Print every line of the records below word for word, leaving nothing out.

(Records taken from a collection)
....
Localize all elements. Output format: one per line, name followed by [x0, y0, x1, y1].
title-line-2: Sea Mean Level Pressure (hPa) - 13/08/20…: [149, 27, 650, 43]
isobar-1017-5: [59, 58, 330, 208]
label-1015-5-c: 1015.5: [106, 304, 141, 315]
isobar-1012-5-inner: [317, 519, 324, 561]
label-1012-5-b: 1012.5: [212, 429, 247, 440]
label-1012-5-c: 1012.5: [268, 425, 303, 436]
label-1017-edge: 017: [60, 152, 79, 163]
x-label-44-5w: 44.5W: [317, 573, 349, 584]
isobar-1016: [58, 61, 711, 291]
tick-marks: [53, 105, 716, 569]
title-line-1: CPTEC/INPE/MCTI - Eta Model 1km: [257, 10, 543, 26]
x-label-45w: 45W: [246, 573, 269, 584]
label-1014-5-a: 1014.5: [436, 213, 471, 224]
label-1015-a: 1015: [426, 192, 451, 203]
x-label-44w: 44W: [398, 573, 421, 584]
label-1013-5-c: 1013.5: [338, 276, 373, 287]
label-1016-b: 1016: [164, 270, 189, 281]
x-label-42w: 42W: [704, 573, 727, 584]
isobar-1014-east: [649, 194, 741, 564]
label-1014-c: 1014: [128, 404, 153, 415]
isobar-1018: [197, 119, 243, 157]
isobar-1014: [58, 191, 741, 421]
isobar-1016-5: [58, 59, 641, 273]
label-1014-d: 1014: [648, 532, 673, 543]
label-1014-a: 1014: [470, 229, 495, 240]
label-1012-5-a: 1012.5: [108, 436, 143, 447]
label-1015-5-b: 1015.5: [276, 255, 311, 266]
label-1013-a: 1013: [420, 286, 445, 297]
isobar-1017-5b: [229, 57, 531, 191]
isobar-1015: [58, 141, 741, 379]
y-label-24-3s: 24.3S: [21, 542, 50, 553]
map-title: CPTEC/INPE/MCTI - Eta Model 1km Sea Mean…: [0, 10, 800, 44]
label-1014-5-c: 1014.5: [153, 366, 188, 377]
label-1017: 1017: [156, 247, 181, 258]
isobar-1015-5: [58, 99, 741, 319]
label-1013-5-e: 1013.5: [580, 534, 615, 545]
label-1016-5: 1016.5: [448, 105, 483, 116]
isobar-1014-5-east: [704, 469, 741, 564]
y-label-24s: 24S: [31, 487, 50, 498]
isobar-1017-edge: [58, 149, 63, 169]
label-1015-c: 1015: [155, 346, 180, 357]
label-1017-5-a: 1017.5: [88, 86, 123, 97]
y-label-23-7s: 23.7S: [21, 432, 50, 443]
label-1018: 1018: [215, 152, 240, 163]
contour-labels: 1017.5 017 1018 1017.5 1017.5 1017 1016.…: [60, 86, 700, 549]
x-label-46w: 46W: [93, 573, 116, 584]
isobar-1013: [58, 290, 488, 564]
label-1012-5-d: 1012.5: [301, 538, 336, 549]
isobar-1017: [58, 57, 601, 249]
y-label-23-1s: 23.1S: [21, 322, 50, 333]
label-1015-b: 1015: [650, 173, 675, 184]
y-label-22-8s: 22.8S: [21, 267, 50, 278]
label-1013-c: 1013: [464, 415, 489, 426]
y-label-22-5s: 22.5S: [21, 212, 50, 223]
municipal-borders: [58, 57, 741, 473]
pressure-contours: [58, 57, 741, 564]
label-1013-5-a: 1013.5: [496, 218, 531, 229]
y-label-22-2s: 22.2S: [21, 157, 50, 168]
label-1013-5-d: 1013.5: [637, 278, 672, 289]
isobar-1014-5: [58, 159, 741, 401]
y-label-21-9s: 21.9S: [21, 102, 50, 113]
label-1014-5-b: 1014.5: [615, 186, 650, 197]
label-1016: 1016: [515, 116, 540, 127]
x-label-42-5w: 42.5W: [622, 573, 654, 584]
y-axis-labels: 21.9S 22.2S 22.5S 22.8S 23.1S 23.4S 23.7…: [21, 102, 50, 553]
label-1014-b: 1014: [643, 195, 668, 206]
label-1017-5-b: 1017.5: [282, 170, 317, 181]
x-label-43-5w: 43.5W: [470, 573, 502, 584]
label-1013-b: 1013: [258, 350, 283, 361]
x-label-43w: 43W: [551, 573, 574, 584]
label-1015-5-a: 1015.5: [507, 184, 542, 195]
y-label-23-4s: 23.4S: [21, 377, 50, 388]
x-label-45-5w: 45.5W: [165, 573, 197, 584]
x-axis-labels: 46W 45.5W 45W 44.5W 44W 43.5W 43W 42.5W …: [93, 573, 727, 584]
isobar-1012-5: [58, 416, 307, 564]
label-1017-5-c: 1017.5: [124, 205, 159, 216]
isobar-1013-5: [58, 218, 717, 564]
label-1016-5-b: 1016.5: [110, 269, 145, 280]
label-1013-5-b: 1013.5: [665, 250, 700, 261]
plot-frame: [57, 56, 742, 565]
....
# Result:
Localize all elements. Output format: one per line, name followed by [x0, y0, x1, y1].
title-line-2: Sea Mean Level Pressure (hPa) - 13/08/20…: [149, 27, 650, 43]
isobar-1017-5: [59, 58, 330, 208]
label-1015-5-c: 1015.5: [106, 304, 141, 315]
isobar-1012-5-inner: [317, 519, 324, 561]
label-1012-5-b: 1012.5: [212, 429, 247, 440]
label-1012-5-c: 1012.5: [268, 425, 303, 436]
label-1017-edge: 017: [60, 152, 79, 163]
x-label-44-5w: 44.5W: [317, 573, 349, 584]
isobar-1016: [58, 61, 711, 291]
tick-marks: [53, 105, 716, 569]
title-line-1: CPTEC/INPE/MCTI - Eta Model 1km: [257, 10, 543, 26]
x-label-45w: 45W: [246, 573, 269, 584]
label-1014-5-a: 1014.5: [436, 213, 471, 224]
label-1015-a: 1015: [426, 192, 451, 203]
x-label-44w: 44W: [398, 573, 421, 584]
label-1013-5-c: 1013.5: [338, 276, 373, 287]
label-1016-b: 1016: [164, 270, 189, 281]
x-label-42w: 42W: [704, 573, 727, 584]
isobar-1014-east: [649, 194, 741, 564]
label-1014-c: 1014: [128, 404, 153, 415]
isobar-1018: [197, 119, 243, 157]
isobar-1014: [58, 191, 741, 421]
isobar-1016-5: [58, 59, 641, 273]
label-1014-d: 1014: [648, 532, 673, 543]
label-1014-a: 1014: [470, 229, 495, 240]
label-1012-5-a: 1012.5: [108, 436, 143, 447]
label-1015-5-b: 1015.5: [276, 255, 311, 266]
label-1013-a: 1013: [420, 286, 445, 297]
isobar-1017-5b: [229, 57, 531, 191]
isobar-1015: [58, 141, 741, 379]
y-label-24-3s: 24.3S: [21, 542, 50, 553]
map-title: CPTEC/INPE/MCTI - Eta Model 1km Sea Mean…: [0, 10, 800, 44]
label-1014-5-c: 1014.5: [153, 366, 188, 377]
label-1017: 1017: [156, 247, 181, 258]
isobar-1015-5: [58, 99, 741, 319]
label-1013-5-e: 1013.5: [580, 534, 615, 545]
label-1016-5: 1016.5: [448, 105, 483, 116]
isobar-1014-5-east: [704, 469, 741, 564]
y-label-24s: 24S: [31, 487, 50, 498]
isobar-1017-edge: [58, 149, 63, 169]
label-1015-c: 1015: [155, 346, 180, 357]
label-1017-5-a: 1017.5: [88, 86, 123, 97]
y-label-23-7s: 23.7S: [21, 432, 50, 443]
label-1018: 1018: [215, 152, 240, 163]
contour-labels: 1017.5 017 1018 1017.5 1017.5 1017 1016.…: [60, 86, 700, 549]
x-label-46w: 46W: [93, 573, 116, 584]
isobar-1013: [58, 290, 488, 564]
label-1012-5-d: 1012.5: [301, 538, 336, 549]
isobar-1017: [58, 57, 601, 249]
y-label-23-1s: 23.1S: [21, 322, 50, 333]
label-1015-b: 1015: [650, 173, 675, 184]
y-label-22-8s: 22.8S: [21, 267, 50, 278]
label-1013-c: 1013: [464, 415, 489, 426]
y-label-22-5s: 22.5S: [21, 212, 50, 223]
municipal-borders: [58, 57, 741, 473]
pressure-contours: [58, 57, 741, 564]
label-1013-5-a: 1013.5: [496, 218, 531, 229]
y-label-22-2s: 22.2S: [21, 157, 50, 168]
label-1013-5-d: 1013.5: [637, 278, 672, 289]
isobar-1014-5: [58, 159, 741, 401]
y-label-21-9s: 21.9S: [21, 102, 50, 113]
label-1014-5-b: 1014.5: [615, 186, 650, 197]
label-1016: 1016: [515, 116, 540, 127]
x-label-42-5w: 42.5W: [622, 573, 654, 584]
y-axis-labels: 21.9S 22.2S 22.5S 22.8S 23.1S 23.4S 23.7…: [21, 102, 50, 553]
label-1014-b: 1014: [643, 195, 668, 206]
label-1017-5-b: 1017.5: [282, 170, 317, 181]
x-label-43-5w: 43.5W: [470, 573, 502, 584]
label-1013-b: 1013: [258, 350, 283, 361]
x-label-43w: 43W: [551, 573, 574, 584]
label-1015-5-a: 1015.5: [507, 184, 542, 195]
y-label-23-4s: 23.4S: [21, 377, 50, 388]
x-label-45-5w: 45.5W: [165, 573, 197, 584]
x-axis-labels: 46W 45.5W 45W 44.5W 44W 43.5W 43W 42.5W …: [93, 573, 727, 584]
isobar-1012-5: [58, 416, 307, 564]
label-1017-5-c: 1017.5: [124, 205, 159, 216]
isobar-1013-5: [58, 218, 717, 564]
label-1016-5-b: 1016.5: [110, 269, 145, 280]
label-1013-5-b: 1013.5: [665, 250, 700, 261]
plot-frame: [57, 56, 742, 565]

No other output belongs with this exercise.